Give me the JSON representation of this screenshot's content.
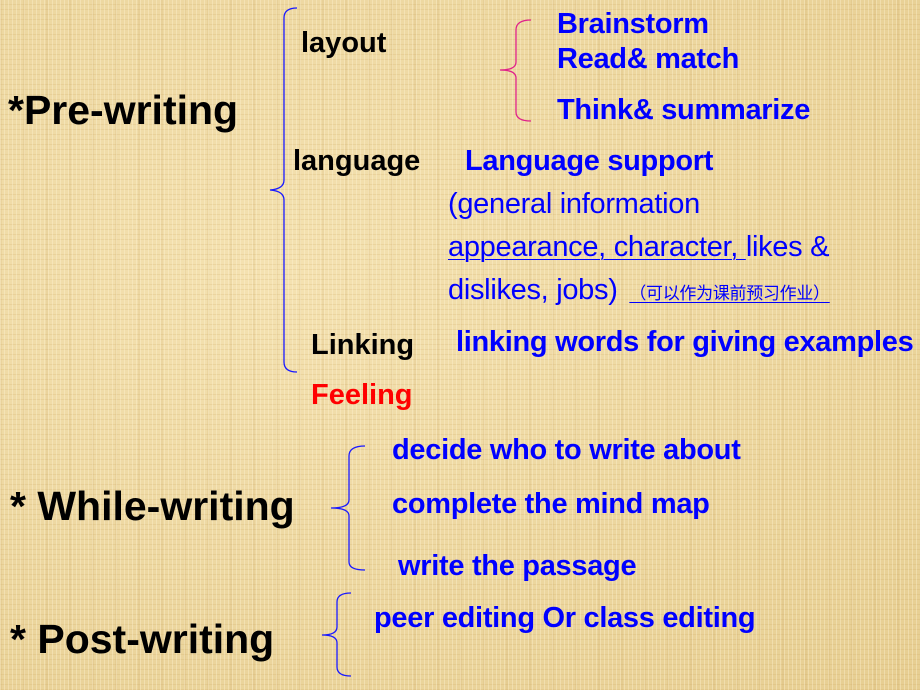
{
  "colors": {
    "heading": "#000000",
    "detail": "#0000ff",
    "highlight": "#ff0000",
    "sub_bracket": "#e0228a",
    "bracket": "#1a1aff"
  },
  "pre_writing": {
    "title": "*Pre-writing",
    "branches": {
      "layout": {
        "label": "layout",
        "items": [
          "Brainstorm",
          "Read& match",
          "Think& summarize"
        ]
      },
      "language": {
        "label": "language",
        "support": "Language support",
        "line1": "(general information",
        "line2_underlined": "appearance, character, ",
        "line2_rest": "likes &",
        "line3": "dislikes, jobs)",
        "note_cn": "（可以作为课前预习作业）"
      },
      "linking": {
        "label": "Linking",
        "detail": "linking words for giving examples"
      },
      "feeling": {
        "label": "Feeling"
      }
    }
  },
  "while_writing": {
    "title": "* While-writing",
    "items": [
      "decide who to write about",
      "complete the mind map",
      "write the passage"
    ]
  },
  "post_writing": {
    "title": "* Post-writing",
    "items": [
      "peer editing Or class editing"
    ]
  }
}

◇ ◇ ◇ ◇ ◇ ◇ ◇

◆ What you need to do ◆
Give every line back word for word and leave the pictures out.

◆ Complete output ◆
Give me the JSON representation of this screenshot's content.
{
  "colors": {
    "heading": "#000000",
    "detail": "#0000ff",
    "highlight": "#ff0000",
    "sub_bracket": "#e0228a",
    "bracket": "#1a1aff"
  },
  "pre_writing": {
    "title": "*Pre-writing",
    "branches": {
      "layout": {
        "label": "layout",
        "items": [
          "Brainstorm",
          "Read& match",
          "Think& summarize"
        ]
      },
      "language": {
        "label": "language",
        "support": "Language support",
        "line1": "(general information",
        "line2_underlined": "appearance, character, ",
        "line2_rest": "likes &",
        "line3": "dislikes, jobs)",
        "note_cn": "（可以作为课前预习作业）"
      },
      "linking": {
        "label": "Linking",
        "detail": "linking words for giving examples"
      },
      "feeling": {
        "label": "Feeling"
      }
    }
  },
  "while_writing": {
    "title": "* While-writing",
    "items": [
      "decide who to write about",
      "complete the mind map",
      "write the passage"
    ]
  },
  "post_writing": {
    "title": "* Post-writing",
    "items": [
      "peer editing Or class editing"
    ]
  }
}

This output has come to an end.